#### [Work to be completed]
Count every line in the following entries where the word "domestiques" appears. Give the count alone.

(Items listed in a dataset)
- - -
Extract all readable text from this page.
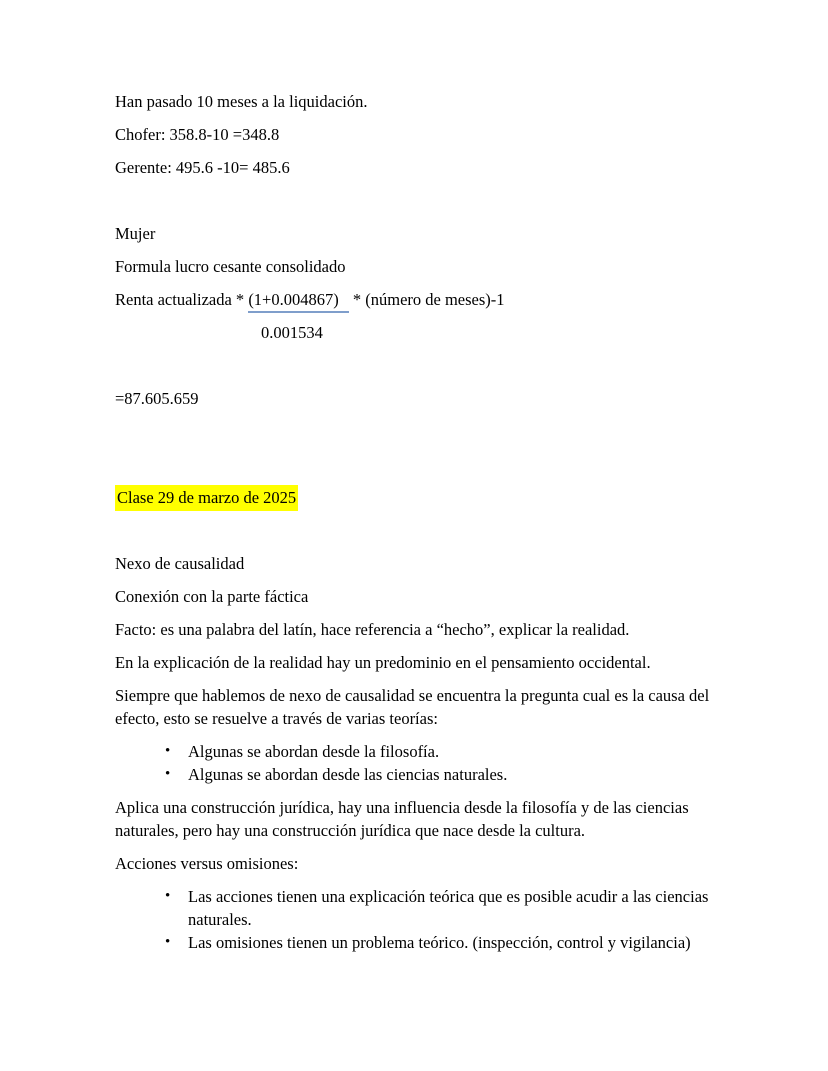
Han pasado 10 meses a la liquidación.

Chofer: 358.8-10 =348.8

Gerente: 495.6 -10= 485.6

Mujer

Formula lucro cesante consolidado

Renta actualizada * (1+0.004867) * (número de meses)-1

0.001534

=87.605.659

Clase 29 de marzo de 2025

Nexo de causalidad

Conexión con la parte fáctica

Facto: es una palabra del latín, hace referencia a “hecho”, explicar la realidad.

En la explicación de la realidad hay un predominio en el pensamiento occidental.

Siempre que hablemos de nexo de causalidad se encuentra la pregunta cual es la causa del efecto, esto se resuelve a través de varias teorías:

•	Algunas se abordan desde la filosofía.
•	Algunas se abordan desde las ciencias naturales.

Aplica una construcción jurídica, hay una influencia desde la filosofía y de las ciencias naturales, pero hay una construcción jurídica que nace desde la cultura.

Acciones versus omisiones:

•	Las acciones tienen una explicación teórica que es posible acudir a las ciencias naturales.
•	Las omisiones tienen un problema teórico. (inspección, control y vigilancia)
- - -
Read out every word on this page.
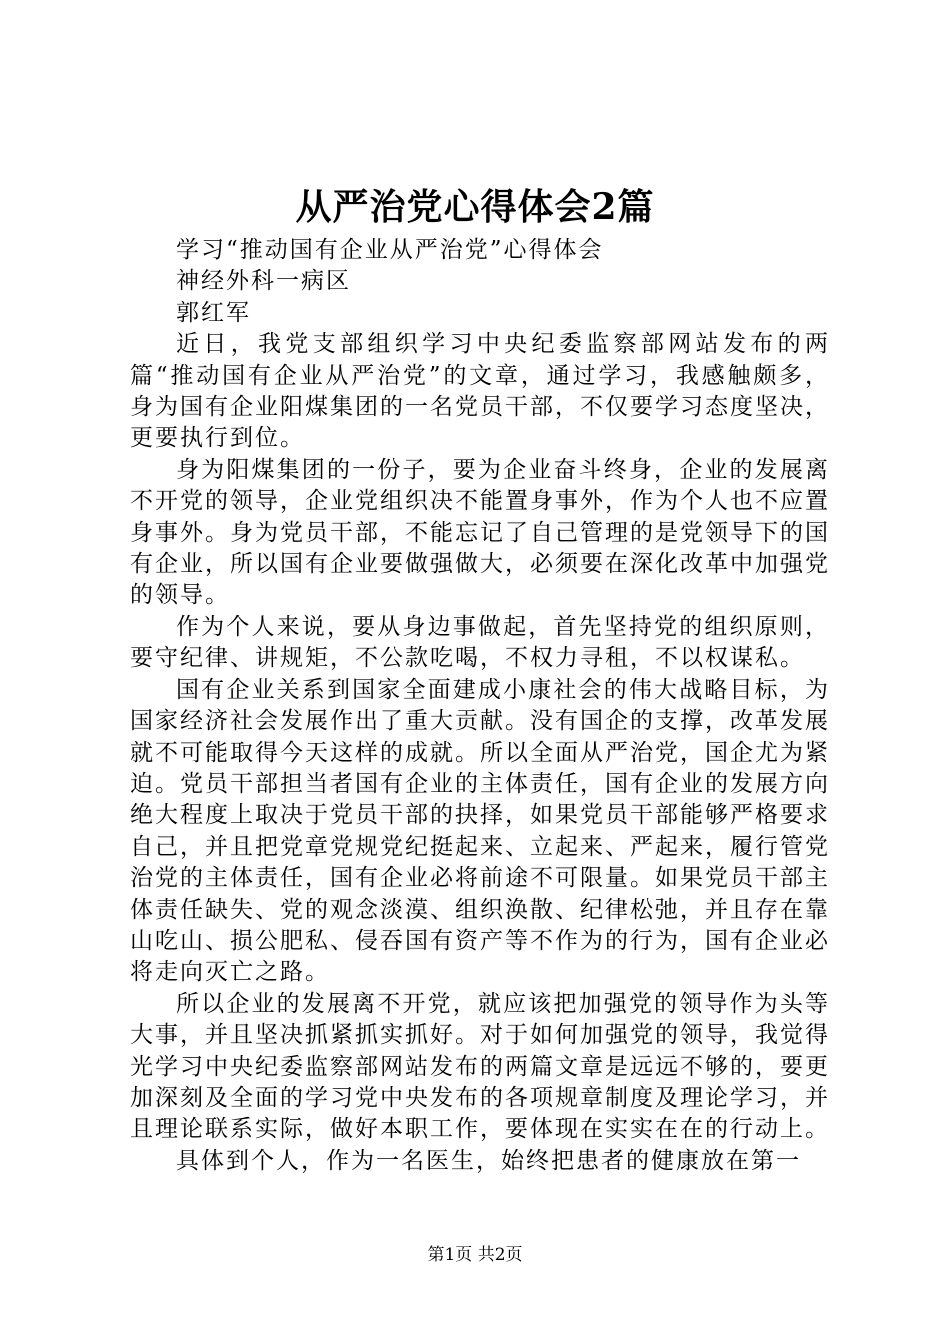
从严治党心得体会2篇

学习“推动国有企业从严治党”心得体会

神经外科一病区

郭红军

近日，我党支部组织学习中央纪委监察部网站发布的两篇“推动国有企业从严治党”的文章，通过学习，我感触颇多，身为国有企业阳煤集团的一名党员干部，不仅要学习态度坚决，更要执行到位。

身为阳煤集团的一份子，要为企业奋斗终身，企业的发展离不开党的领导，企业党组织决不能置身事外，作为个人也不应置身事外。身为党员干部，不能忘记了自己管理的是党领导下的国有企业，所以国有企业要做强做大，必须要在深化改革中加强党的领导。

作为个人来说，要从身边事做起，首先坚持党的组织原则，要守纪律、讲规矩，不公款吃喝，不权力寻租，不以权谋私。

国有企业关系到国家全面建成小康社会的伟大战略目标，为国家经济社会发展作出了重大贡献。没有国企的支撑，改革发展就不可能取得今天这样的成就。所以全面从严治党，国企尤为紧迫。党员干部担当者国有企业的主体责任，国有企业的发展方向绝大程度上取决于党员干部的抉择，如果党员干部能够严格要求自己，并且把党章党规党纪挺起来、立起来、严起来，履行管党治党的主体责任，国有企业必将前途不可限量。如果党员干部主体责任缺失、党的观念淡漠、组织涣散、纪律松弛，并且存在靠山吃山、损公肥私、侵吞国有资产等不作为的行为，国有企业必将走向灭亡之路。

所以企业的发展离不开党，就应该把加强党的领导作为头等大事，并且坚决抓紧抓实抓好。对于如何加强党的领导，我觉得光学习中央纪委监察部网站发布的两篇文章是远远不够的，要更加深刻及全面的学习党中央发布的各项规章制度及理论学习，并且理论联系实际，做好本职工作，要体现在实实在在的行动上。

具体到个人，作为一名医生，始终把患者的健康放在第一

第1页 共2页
- - -
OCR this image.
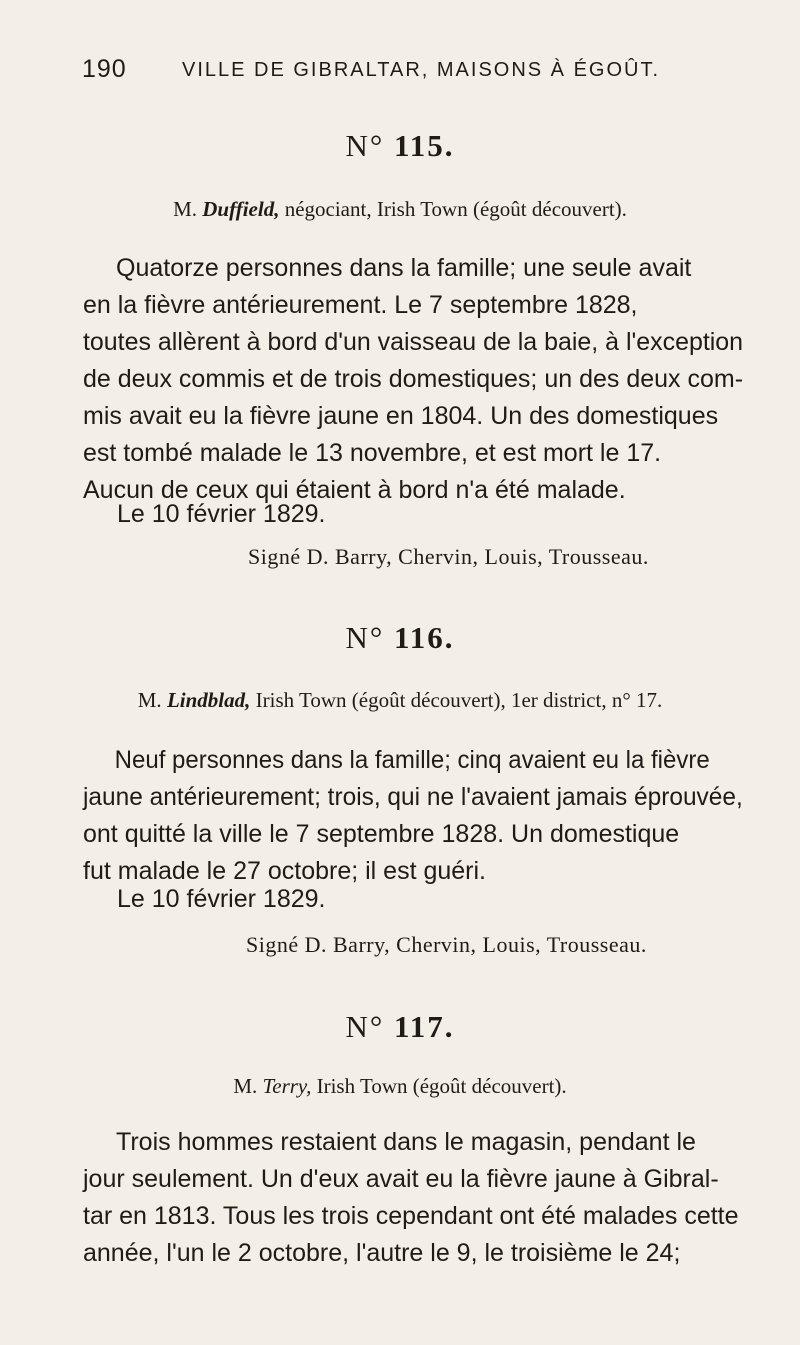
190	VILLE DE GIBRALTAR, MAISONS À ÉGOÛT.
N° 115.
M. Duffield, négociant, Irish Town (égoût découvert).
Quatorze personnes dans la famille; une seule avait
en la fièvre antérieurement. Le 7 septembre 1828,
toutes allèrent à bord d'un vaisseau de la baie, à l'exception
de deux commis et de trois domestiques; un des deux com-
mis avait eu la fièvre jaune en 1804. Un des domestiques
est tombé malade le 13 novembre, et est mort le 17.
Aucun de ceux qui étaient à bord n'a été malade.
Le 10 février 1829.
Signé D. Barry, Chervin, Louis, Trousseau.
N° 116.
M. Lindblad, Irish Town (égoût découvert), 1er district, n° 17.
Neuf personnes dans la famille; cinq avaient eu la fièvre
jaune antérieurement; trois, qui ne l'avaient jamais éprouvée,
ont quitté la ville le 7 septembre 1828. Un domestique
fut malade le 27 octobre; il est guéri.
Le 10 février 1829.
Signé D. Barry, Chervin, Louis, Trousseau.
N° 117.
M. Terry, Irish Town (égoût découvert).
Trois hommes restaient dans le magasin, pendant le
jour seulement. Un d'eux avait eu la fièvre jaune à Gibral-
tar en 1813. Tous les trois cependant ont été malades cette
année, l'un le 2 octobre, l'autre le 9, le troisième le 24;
- - -
#### [Output]
2